-- Start of Data rows --
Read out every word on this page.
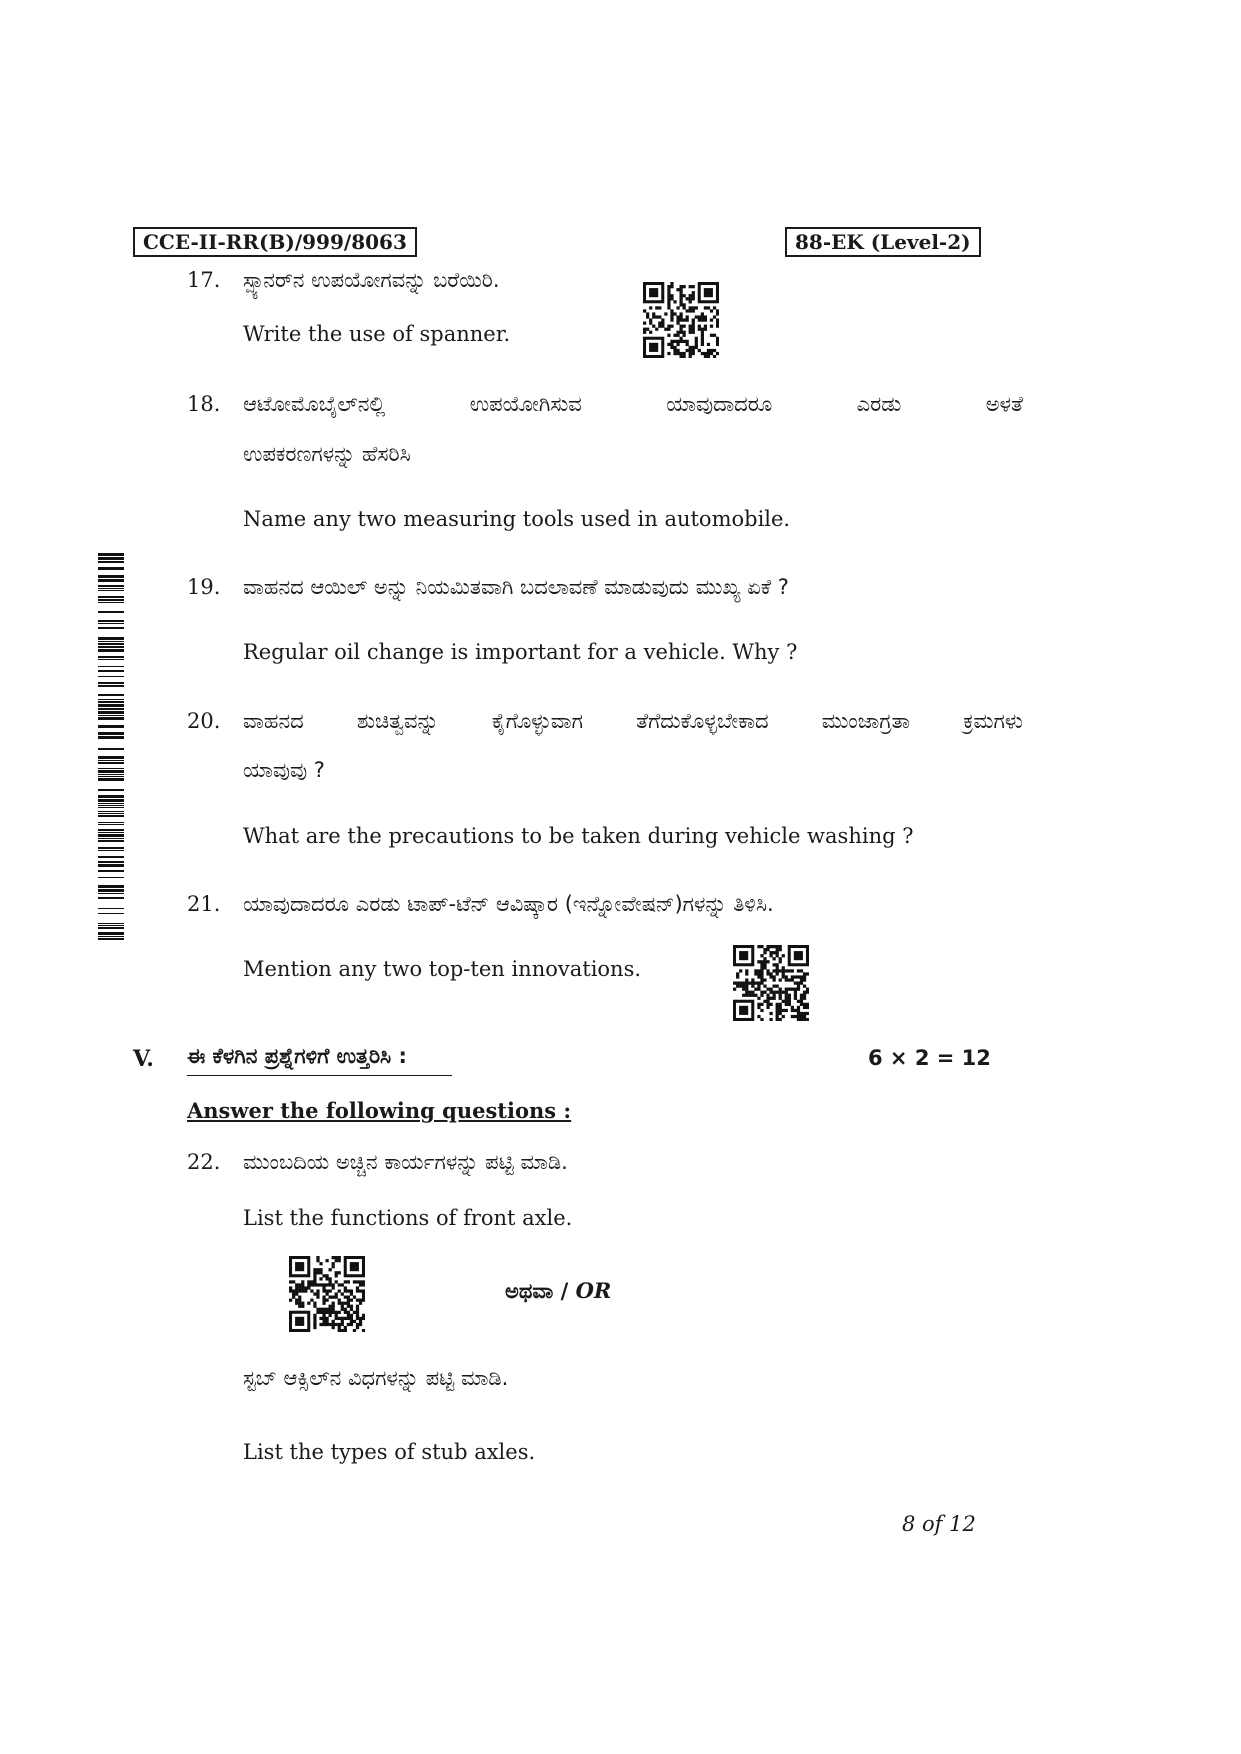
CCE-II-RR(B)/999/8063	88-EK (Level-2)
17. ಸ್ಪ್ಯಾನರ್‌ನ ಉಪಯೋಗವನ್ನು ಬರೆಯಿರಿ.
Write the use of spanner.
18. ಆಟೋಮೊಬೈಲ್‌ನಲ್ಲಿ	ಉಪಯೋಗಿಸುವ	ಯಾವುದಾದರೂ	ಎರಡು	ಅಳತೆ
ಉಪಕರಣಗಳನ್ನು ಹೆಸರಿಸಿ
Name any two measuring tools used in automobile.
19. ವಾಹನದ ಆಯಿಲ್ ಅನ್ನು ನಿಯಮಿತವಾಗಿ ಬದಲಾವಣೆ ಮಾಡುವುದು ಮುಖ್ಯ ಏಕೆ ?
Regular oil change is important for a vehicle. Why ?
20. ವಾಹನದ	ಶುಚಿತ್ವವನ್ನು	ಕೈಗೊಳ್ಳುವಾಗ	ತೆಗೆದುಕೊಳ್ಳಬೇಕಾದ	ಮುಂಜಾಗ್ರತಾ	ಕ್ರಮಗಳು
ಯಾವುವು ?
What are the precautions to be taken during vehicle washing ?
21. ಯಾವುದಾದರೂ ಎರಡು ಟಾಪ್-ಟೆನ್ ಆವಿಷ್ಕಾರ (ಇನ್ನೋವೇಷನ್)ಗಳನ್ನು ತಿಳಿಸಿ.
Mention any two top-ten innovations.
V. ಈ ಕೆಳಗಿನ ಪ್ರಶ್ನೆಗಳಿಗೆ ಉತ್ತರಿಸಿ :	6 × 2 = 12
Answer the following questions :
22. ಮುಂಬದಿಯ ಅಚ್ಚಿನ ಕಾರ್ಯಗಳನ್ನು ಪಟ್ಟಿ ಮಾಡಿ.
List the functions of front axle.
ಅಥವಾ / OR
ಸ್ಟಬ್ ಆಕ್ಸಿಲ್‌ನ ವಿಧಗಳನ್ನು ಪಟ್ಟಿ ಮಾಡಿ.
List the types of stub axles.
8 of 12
-- End of Data rows --
Exercise objective: Give the entries again word for word, but skip the pictures.

Response to the exercise:
Read out every word on this page.
CCE-II-RR(B)/999/8063	88-EK (Level-2)
17. ಸ್ಪ್ಯಾನರ್‌ನ ಉಪಯೋಗವನ್ನು ಬರೆಯಿರಿ.
Write the use of spanner.
18. ಆಟೋಮೊಬೈಲ್‌ನಲ್ಲಿ	ಉಪಯೋಗಿಸುವ	ಯಾವುದಾದರೂ	ಎರಡು	ಅಳತೆ
ಉಪಕರಣಗಳನ್ನು ಹೆಸರಿಸಿ
Name any two measuring tools used in automobile.
19. ವಾಹನದ ಆಯಿಲ್ ಅನ್ನು ನಿಯಮಿತವಾಗಿ ಬದಲಾವಣೆ ಮಾಡುವುದು ಮುಖ್ಯ ಏಕೆ ?
Regular oil change is important for a vehicle. Why ?
20. ವಾಹನದ	ಶುಚಿತ್ವವನ್ನು	ಕೈಗೊಳ್ಳುವಾಗ	ತೆಗೆದುಕೊಳ್ಳಬೇಕಾದ	ಮುಂಜಾಗ್ರತಾ	ಕ್ರಮಗಳು
ಯಾವುವು ?
What are the precautions to be taken during vehicle washing ?
21. ಯಾವುದಾದರೂ ಎರಡು ಟಾಪ್-ಟೆನ್ ಆವಿಷ್ಕಾರ (ಇನ್ನೋವೇಷನ್)ಗಳನ್ನು ತಿಳಿಸಿ.
Mention any two top-ten innovations.
V. ಈ ಕೆಳಗಿನ ಪ್ರಶ್ನೆಗಳಿಗೆ ಉತ್ತರಿಸಿ :	6 × 2 = 12
Answer the following questions :
22. ಮುಂಬದಿಯ ಅಚ್ಚಿನ ಕಾರ್ಯಗಳನ್ನು ಪಟ್ಟಿ ಮಾಡಿ.
List the functions of front axle.
ಅಥವಾ / OR
ಸ್ಟಬ್ ಆಕ್ಸಿಲ್‌ನ ವಿಧಗಳನ್ನು ಪಟ್ಟಿ ಮಾಡಿ.
List the types of stub axles.
8 of 12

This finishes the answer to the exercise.